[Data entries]
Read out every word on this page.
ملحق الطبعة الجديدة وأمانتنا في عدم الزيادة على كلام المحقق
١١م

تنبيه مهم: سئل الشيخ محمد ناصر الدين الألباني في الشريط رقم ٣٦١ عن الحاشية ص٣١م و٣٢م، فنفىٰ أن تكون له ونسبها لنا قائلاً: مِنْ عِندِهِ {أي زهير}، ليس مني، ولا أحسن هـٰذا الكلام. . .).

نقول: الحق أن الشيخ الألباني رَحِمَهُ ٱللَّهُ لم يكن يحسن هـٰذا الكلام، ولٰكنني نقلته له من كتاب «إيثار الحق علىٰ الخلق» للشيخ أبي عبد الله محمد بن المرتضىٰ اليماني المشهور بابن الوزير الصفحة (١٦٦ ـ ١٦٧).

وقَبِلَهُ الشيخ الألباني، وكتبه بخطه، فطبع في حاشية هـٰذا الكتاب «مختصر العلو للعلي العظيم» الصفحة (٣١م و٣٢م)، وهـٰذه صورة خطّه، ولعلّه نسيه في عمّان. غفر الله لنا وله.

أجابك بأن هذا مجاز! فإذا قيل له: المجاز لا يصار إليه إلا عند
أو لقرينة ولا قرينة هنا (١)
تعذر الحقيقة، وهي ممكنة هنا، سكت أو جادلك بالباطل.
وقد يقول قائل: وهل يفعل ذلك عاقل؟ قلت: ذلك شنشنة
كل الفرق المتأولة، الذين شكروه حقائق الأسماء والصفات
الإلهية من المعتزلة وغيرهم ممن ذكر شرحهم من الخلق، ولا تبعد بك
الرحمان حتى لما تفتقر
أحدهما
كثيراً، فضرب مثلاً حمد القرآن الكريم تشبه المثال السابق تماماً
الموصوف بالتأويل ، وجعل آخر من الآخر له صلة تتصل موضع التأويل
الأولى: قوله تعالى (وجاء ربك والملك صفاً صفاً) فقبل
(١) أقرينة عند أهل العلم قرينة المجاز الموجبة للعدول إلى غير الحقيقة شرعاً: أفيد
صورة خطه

* **Problem details**
Report back each line of the entries that holds the string "الحقيقة".

* **Reply to the exercise**
تعذر الحقيقة، وهي ممكنة هنا، سكت أو جادلك بالباطل.
(١) أقرينة عند أهل العلم قرينة المجاز الموجبة للعدول إلى غير الحقيقة شرعاً: أفيد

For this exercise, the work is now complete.